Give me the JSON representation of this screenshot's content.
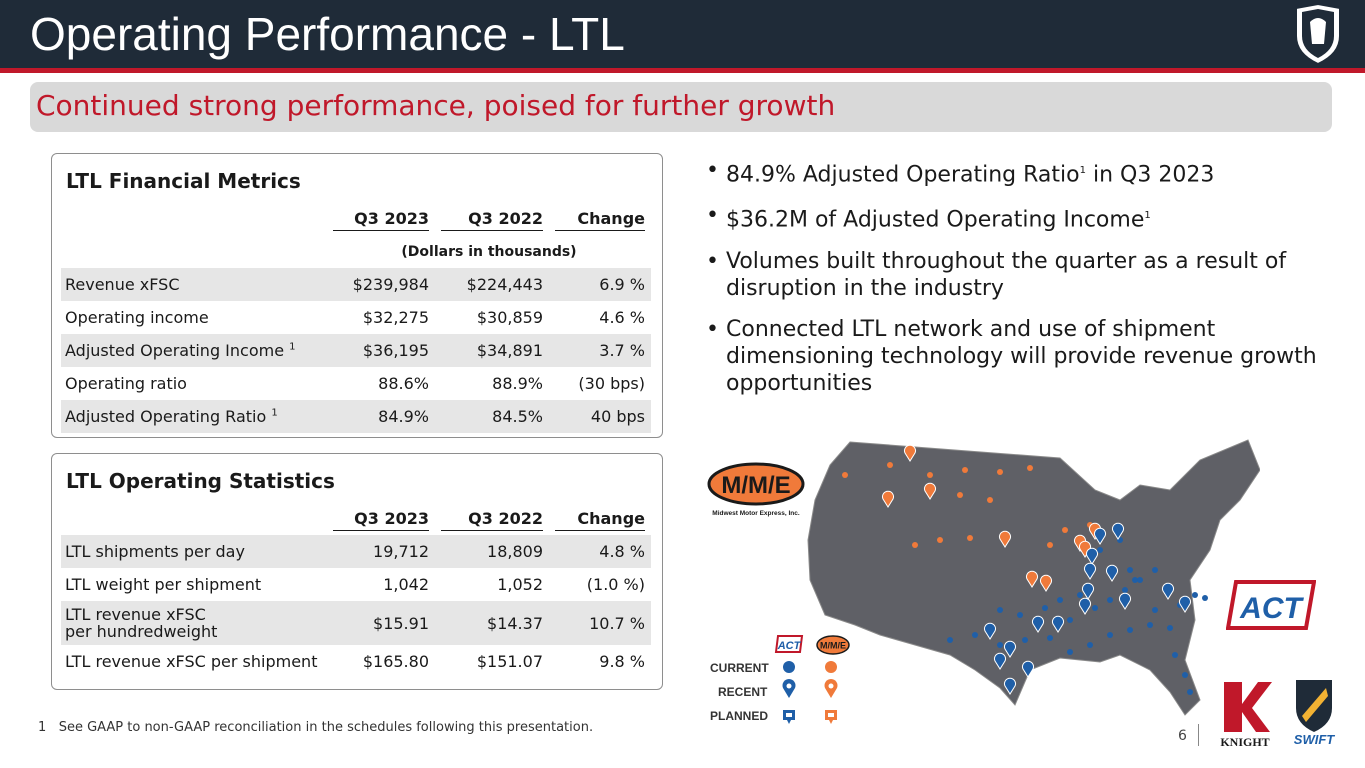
{
  "header": {
    "title": "Operating Performance - LTL",
    "subtitle": "Continued strong performance, poised for further growth"
  },
  "financial": {
    "title": "LTL Financial Metrics",
    "columns": [
      "Q3 2023",
      "Q3 2022",
      "Change"
    ],
    "units": "(Dollars in thousands)",
    "rows": [
      {
        "label": "Revenue xFSC",
        "sup": "",
        "q3_2023": "$239,984",
        "q3_2022": "$224,443",
        "change": "6.9 %"
      },
      {
        "label": "Operating income",
        "sup": "",
        "q3_2023": "$32,275",
        "q3_2022": "$30,859",
        "change": "4.6 %"
      },
      {
        "label": "Adjusted Operating Income",
        "sup": "1",
        "q3_2023": "$36,195",
        "q3_2022": "$34,891",
        "change": "3.7 %"
      },
      {
        "label": "Operating ratio",
        "sup": "",
        "q3_2023": "88.6%",
        "q3_2022": "88.9%",
        "change": "(30 bps)"
      },
      {
        "label": "Adjusted Operating Ratio",
        "sup": "1",
        "q3_2023": "84.9%",
        "q3_2022": "84.5%",
        "change": "40 bps"
      }
    ]
  },
  "operating": {
    "title": "LTL Operating Statistics",
    "columns": [
      "Q3 2023",
      "Q3 2022",
      "Change"
    ],
    "rows": [
      {
        "label": "LTL shipments per day",
        "q3_2023": "19,712",
        "q3_2022": "18,809",
        "change": "4.8 %"
      },
      {
        "label": "LTL weight per shipment",
        "q3_2023": "1,042",
        "q3_2022": "1,052",
        "change": "(1.0 %)"
      },
      {
        "label": "LTL revenue xFSC per hundredweight",
        "q3_2023": "$15.91",
        "q3_2022": "$14.37",
        "change": "10.7 %"
      },
      {
        "label": "LTL revenue xFSC per shipment",
        "q3_2023": "$165.80",
        "q3_2022": "$151.07",
        "change": "9.8 %"
      }
    ]
  },
  "bullets": [
    {
      "text": "84.9% Adjusted Operating Ratio",
      "sup": "1",
      "tail": " in Q3 2023"
    },
    {
      "text": "$36.2M of Adjusted Operating Income",
      "sup": "1",
      "tail": ""
    },
    {
      "text": "Volumes built throughout the quarter as a result of disruption in the industry",
      "sup": "",
      "tail": ""
    },
    {
      "text": "Connected LTL network and use of shipment dimensioning technology will provide revenue growth opportunities",
      "sup": "",
      "tail": ""
    }
  ],
  "map": {
    "legend": {
      "current": "CURRENT",
      "recent": "RECENT",
      "planned": "PLANNED"
    },
    "mme_caption": "Midwest Motor Express, Inc.",
    "mme_letters": "M/M/E",
    "act_letters": "ACT",
    "colors": {
      "act": "#1f5fa8",
      "mme": "#f07a3a",
      "land": "#5f6066"
    }
  },
  "footnote": {
    "marker": "1",
    "text": "See GAAP to non-GAAP reconciliation in the schedules following this presentation."
  },
  "page": {
    "number": "6"
  },
  "brands": {
    "knight": "KNIGHT",
    "swift": "SWIFT"
  }
}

▶ [YOUR INSTRUCTIONS]:
Copy every line of the data exactly as written, excluding the pictures.

▶ [SOLUTION FOR THIS EXERCISE]:
Give me the JSON representation of this screenshot's content.
{
  "header": {
    "title": "Operating Performance - LTL",
    "subtitle": "Continued strong performance, poised for further growth"
  },
  "financial": {
    "title": "LTL Financial Metrics",
    "columns": [
      "Q3 2023",
      "Q3 2022",
      "Change"
    ],
    "units": "(Dollars in thousands)",
    "rows": [
      {
        "label": "Revenue xFSC",
        "sup": "",
        "q3_2023": "$239,984",
        "q3_2022": "$224,443",
        "change": "6.9 %"
      },
      {
        "label": "Operating income",
        "sup": "",
        "q3_2023": "$32,275",
        "q3_2022": "$30,859",
        "change": "4.6 %"
      },
      {
        "label": "Adjusted Operating Income",
        "sup": "1",
        "q3_2023": "$36,195",
        "q3_2022": "$34,891",
        "change": "3.7 %"
      },
      {
        "label": "Operating ratio",
        "sup": "",
        "q3_2023": "88.6%",
        "q3_2022": "88.9%",
        "change": "(30 bps)"
      },
      {
        "label": "Adjusted Operating Ratio",
        "sup": "1",
        "q3_2023": "84.9%",
        "q3_2022": "84.5%",
        "change": "40 bps"
      }
    ]
  },
  "operating": {
    "title": "LTL Operating Statistics",
    "columns": [
      "Q3 2023",
      "Q3 2022",
      "Change"
    ],
    "rows": [
      {
        "label": "LTL shipments per day",
        "q3_2023": "19,712",
        "q3_2022": "18,809",
        "change": "4.8 %"
      },
      {
        "label": "LTL weight per shipment",
        "q3_2023": "1,042",
        "q3_2022": "1,052",
        "change": "(1.0 %)"
      },
      {
        "label": "LTL revenue xFSC per hundredweight",
        "q3_2023": "$15.91",
        "q3_2022": "$14.37",
        "change": "10.7 %"
      },
      {
        "label": "LTL revenue xFSC per shipment",
        "q3_2023": "$165.80",
        "q3_2022": "$151.07",
        "change": "9.8 %"
      }
    ]
  },
  "bullets": [
    {
      "text": "84.9% Adjusted Operating Ratio",
      "sup": "1",
      "tail": " in Q3 2023"
    },
    {
      "text": "$36.2M of Adjusted Operating Income",
      "sup": "1",
      "tail": ""
    },
    {
      "text": "Volumes built throughout the quarter as a result of disruption in the industry",
      "sup": "",
      "tail": ""
    },
    {
      "text": "Connected LTL network and use of shipment dimensioning technology will provide revenue growth opportunities",
      "sup": "",
      "tail": ""
    }
  ],
  "map": {
    "legend": {
      "current": "CURRENT",
      "recent": "RECENT",
      "planned": "PLANNED"
    },
    "mme_caption": "Midwest Motor Express, Inc.",
    "mme_letters": "M/M/E",
    "act_letters": "ACT",
    "colors": {
      "act": "#1f5fa8",
      "mme": "#f07a3a",
      "land": "#5f6066"
    }
  },
  "footnote": {
    "marker": "1",
    "text": "See GAAP to non-GAAP reconciliation in the schedules following this presentation."
  },
  "page": {
    "number": "6"
  },
  "brands": {
    "knight": "KNIGHT",
    "swift": "SWIFT"
  }
}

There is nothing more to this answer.